### RECORDS FOR THE EXERCISE
►
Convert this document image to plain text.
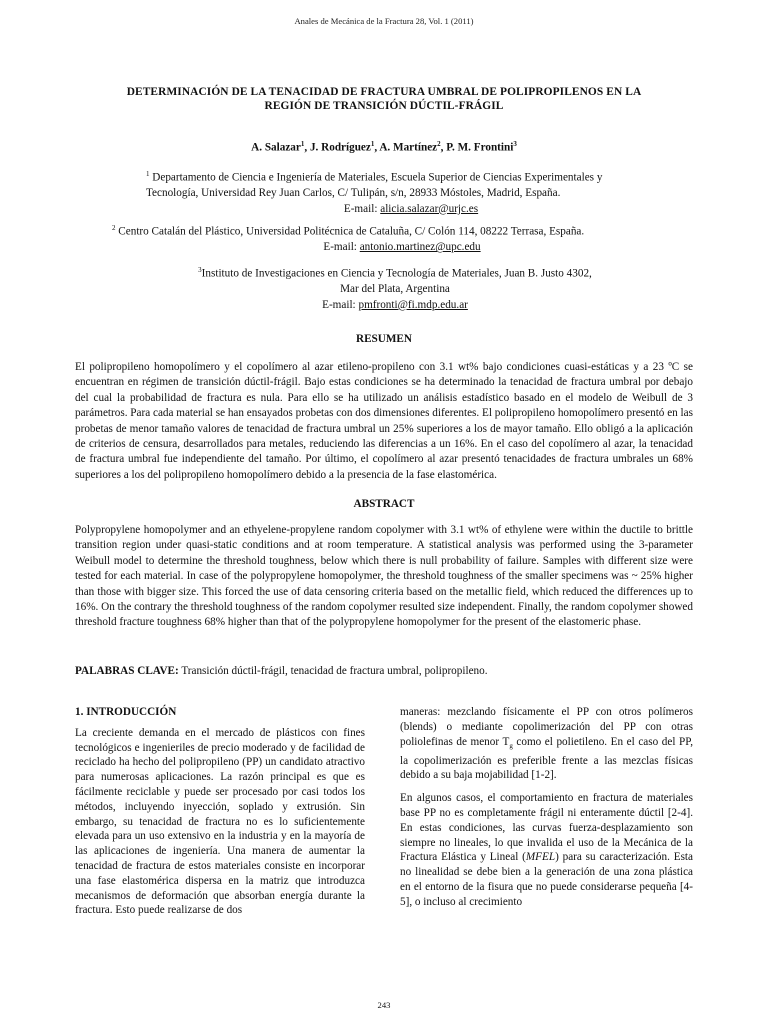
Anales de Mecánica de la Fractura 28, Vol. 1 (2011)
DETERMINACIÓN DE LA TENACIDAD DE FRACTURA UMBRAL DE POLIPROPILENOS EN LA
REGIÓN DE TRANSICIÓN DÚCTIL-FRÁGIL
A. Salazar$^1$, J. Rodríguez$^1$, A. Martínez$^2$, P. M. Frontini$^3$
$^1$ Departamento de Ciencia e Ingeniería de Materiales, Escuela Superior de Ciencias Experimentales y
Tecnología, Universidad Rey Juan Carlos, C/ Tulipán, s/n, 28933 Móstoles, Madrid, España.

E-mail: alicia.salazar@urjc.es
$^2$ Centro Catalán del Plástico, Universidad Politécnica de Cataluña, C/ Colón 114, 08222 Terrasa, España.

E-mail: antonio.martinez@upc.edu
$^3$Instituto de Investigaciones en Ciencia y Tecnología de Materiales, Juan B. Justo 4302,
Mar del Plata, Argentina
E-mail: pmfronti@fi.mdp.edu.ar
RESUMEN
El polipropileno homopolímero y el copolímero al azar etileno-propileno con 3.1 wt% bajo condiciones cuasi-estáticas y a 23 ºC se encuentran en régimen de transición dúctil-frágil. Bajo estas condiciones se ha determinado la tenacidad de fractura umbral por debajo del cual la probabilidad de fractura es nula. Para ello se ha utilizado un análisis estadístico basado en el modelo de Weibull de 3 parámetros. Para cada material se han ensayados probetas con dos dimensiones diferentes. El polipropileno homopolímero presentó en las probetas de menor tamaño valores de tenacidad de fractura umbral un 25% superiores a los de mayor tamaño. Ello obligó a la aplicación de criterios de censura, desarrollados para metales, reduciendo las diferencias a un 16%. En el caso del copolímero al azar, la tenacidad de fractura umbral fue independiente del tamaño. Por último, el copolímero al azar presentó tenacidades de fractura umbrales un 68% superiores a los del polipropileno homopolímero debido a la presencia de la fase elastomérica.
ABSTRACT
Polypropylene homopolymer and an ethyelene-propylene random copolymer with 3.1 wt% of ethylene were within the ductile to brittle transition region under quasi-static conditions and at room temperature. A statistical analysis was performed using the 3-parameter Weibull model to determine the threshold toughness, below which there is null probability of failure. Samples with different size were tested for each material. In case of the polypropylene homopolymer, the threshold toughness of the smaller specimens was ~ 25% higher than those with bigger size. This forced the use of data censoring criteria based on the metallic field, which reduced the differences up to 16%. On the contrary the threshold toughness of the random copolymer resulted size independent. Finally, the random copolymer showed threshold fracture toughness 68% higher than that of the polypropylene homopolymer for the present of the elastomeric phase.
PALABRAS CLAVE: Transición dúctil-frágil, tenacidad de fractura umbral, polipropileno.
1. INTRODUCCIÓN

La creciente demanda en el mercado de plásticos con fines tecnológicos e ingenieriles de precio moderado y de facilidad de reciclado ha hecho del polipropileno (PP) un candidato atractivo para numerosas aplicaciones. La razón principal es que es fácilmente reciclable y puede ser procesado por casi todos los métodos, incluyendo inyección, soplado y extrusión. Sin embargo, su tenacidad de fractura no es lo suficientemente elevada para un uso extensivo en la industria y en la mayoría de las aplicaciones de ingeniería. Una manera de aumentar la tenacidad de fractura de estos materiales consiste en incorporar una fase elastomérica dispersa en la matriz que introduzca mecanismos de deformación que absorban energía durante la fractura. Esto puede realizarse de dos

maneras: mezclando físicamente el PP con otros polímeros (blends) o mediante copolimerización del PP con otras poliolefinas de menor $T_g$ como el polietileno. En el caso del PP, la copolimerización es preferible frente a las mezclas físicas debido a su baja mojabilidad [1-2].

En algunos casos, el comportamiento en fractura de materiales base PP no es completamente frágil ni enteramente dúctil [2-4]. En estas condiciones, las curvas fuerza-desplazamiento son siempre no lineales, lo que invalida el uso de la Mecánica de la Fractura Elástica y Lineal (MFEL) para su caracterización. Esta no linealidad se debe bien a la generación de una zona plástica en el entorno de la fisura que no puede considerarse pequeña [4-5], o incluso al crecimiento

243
◄
►
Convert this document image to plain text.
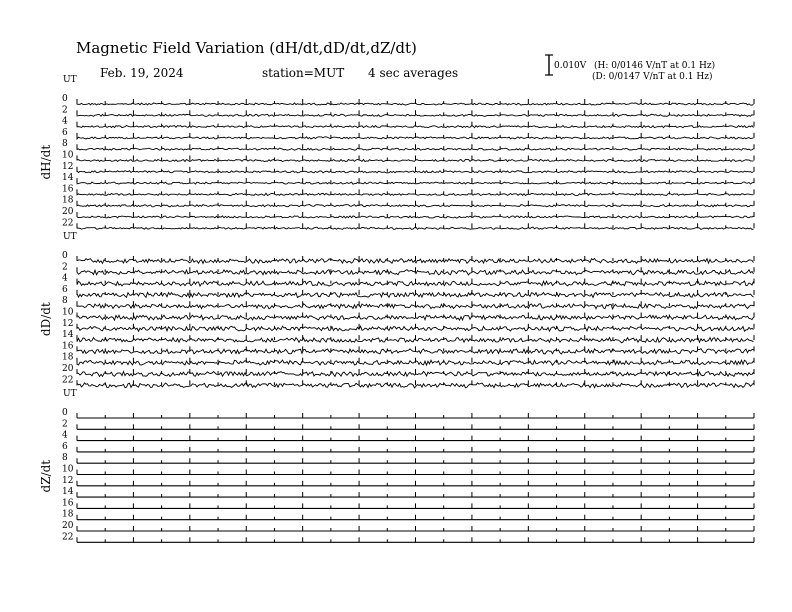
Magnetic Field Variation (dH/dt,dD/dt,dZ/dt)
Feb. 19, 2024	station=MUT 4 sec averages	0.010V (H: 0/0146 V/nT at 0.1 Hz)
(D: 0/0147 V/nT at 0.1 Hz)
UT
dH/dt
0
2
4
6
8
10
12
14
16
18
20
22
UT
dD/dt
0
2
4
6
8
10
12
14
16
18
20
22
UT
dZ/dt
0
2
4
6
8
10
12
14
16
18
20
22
◄
►
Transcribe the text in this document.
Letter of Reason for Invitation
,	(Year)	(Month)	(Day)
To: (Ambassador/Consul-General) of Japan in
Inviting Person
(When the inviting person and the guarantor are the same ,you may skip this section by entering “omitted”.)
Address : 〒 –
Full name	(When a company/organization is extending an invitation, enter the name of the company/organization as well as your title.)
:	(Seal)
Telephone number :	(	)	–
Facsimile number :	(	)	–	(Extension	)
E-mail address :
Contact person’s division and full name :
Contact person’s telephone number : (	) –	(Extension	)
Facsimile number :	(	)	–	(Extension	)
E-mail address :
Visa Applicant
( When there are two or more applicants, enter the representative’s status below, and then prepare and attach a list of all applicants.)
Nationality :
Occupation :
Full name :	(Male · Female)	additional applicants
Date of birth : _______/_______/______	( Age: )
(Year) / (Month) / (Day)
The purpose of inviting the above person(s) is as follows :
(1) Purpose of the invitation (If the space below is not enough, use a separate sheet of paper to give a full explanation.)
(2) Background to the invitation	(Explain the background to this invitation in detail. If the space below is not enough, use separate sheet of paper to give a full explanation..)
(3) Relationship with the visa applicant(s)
◄
### TASK REQUIREMENTS
Copy every line that contains the string "space".

### REPLY
(1) Purpose of the invitation (If the space below is not enough, use a separate sheet of paper to give a full explanation.)
(2) Background to the invitation	(Explain the background to this invitation in detail. If the space below is not enough, use separate sheet of paper to give a full explanation..)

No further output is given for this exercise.